--- Task ---
Copy each line that contains the word "name".

--- Provided information ---

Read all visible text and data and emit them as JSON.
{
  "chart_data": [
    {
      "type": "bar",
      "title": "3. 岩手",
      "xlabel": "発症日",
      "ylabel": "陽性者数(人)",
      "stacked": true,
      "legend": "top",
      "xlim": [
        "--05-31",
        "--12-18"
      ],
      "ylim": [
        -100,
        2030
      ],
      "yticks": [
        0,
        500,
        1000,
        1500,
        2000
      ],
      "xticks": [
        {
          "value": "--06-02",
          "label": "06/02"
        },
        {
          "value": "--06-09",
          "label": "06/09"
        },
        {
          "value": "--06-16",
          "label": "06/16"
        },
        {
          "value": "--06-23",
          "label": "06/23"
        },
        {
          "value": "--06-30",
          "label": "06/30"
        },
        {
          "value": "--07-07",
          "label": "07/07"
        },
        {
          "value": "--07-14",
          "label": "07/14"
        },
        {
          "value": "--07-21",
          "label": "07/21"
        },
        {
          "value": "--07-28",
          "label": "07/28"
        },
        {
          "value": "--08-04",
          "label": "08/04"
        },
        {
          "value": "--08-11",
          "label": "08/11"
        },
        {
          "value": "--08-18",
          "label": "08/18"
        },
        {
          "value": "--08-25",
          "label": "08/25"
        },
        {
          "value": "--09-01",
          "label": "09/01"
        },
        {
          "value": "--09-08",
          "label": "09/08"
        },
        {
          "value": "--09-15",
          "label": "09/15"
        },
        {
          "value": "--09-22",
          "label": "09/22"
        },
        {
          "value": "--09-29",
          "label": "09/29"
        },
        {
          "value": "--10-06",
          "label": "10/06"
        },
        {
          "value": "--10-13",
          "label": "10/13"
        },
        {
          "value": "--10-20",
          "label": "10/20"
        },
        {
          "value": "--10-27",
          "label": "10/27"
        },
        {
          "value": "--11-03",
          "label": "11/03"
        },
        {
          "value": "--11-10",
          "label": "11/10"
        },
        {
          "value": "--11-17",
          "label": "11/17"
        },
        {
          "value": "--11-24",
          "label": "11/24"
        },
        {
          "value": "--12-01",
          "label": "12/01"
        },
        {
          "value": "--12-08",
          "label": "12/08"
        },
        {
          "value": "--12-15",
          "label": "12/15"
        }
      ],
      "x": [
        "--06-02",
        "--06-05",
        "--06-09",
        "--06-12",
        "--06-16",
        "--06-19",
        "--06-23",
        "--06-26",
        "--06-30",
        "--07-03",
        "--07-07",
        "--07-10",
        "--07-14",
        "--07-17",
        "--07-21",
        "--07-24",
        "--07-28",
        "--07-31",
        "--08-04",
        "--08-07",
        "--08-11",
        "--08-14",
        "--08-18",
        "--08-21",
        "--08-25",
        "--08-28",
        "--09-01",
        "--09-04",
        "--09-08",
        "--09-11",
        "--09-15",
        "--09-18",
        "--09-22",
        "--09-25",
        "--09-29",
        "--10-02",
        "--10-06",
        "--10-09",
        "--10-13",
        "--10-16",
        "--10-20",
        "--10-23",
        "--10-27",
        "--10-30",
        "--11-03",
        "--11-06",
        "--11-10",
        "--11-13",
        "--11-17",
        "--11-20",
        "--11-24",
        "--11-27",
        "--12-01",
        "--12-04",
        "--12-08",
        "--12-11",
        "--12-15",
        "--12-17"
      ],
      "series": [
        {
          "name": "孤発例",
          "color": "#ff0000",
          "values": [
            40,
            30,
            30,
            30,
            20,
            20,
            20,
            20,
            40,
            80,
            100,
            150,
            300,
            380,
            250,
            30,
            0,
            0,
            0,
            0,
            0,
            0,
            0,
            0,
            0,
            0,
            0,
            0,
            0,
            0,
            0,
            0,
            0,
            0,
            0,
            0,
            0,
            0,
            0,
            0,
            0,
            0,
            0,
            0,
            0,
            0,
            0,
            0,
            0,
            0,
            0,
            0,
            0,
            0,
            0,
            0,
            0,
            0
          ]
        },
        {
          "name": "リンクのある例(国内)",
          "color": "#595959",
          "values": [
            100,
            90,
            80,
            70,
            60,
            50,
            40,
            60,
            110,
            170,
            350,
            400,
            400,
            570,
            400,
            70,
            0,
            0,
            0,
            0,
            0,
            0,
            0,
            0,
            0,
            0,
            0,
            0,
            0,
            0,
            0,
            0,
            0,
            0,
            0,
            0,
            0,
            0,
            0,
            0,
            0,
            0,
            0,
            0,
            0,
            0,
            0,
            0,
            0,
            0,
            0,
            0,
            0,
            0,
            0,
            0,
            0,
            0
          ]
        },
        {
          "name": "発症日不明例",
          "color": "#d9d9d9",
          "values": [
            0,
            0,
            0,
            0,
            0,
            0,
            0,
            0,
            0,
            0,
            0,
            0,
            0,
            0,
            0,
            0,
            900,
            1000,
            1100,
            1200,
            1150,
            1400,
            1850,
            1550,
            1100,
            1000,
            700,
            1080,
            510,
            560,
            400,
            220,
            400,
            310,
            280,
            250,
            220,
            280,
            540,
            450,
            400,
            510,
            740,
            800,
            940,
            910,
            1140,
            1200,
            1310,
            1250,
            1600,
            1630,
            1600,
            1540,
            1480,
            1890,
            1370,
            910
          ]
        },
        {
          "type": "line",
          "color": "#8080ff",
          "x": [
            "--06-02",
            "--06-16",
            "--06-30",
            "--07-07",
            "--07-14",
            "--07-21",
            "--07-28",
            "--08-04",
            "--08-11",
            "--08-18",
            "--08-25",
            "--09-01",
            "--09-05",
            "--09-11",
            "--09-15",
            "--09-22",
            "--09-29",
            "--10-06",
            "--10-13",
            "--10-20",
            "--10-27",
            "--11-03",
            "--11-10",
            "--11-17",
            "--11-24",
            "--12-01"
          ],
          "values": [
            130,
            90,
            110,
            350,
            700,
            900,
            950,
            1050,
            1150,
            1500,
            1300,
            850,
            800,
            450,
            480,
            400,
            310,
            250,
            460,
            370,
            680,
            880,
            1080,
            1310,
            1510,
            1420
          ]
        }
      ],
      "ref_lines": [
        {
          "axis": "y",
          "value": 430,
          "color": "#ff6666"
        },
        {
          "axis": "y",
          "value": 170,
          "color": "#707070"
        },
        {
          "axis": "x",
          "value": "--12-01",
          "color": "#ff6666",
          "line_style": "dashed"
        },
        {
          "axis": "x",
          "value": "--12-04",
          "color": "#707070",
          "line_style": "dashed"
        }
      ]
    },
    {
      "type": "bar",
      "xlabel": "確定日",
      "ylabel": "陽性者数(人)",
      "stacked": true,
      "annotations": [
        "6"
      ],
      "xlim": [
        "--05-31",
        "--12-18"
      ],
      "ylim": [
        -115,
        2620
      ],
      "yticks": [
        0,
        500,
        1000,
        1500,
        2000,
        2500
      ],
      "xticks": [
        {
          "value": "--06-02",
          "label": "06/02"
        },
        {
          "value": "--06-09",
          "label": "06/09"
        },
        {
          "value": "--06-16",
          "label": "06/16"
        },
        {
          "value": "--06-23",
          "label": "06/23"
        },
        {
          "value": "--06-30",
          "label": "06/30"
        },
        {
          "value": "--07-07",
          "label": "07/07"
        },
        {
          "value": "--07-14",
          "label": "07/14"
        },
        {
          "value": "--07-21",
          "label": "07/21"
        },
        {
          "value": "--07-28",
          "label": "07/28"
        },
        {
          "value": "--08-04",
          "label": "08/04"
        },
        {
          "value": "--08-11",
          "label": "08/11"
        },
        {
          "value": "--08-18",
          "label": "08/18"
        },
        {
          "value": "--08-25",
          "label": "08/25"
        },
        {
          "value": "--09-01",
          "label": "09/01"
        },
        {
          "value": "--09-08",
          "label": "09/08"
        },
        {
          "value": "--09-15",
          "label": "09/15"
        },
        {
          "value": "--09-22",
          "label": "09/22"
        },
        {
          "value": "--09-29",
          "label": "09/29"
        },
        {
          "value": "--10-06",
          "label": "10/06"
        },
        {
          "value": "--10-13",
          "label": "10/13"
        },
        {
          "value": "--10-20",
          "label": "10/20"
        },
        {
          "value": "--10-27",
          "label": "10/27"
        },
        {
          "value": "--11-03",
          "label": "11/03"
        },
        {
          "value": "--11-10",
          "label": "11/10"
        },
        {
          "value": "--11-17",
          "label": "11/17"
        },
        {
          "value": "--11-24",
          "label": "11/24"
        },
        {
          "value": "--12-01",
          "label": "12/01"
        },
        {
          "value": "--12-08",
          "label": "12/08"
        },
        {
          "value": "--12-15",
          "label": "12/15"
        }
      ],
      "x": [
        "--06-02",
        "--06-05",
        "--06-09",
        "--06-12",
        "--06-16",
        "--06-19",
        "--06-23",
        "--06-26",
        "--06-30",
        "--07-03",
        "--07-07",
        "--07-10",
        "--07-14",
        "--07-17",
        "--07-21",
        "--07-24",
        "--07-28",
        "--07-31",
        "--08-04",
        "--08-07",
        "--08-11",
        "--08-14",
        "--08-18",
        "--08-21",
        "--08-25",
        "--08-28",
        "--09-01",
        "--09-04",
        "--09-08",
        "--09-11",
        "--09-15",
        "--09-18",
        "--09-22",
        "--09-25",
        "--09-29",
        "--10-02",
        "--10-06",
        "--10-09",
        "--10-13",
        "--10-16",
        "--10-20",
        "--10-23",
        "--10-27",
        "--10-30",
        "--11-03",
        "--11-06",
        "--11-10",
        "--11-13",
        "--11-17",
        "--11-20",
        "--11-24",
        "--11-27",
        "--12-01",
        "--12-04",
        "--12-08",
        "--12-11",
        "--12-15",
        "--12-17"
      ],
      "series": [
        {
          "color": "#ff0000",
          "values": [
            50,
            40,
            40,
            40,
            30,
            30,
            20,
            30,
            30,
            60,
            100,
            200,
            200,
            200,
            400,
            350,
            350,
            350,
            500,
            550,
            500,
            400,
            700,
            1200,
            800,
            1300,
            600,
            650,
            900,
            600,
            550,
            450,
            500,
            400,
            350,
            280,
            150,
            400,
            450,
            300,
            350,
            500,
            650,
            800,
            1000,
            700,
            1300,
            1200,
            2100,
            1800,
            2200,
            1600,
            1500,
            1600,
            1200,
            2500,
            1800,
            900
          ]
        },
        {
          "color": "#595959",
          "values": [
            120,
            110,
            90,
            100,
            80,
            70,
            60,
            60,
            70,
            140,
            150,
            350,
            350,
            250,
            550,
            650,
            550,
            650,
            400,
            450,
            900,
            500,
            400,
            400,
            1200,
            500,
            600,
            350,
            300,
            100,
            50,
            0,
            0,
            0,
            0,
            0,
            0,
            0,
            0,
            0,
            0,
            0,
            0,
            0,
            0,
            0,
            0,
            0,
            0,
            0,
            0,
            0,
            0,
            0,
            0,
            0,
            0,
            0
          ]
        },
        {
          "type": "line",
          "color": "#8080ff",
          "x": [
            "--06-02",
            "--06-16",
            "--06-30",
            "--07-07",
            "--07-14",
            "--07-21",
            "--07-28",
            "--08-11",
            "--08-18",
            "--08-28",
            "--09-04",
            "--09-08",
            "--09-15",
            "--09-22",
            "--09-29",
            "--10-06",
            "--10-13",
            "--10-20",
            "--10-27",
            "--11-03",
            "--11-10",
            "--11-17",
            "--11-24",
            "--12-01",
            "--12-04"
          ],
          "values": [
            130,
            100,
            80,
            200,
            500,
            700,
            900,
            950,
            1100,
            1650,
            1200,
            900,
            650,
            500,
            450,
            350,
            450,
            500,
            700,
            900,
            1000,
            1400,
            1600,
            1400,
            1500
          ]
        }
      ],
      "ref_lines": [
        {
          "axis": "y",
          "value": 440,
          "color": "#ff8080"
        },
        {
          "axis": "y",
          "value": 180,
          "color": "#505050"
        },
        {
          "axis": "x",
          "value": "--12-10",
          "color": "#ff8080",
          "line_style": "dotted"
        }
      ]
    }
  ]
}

--- Exercise response ---
          "name": "孤発例",
          "name": "リンクのある例(国内)",
          "name": "発症日不明例",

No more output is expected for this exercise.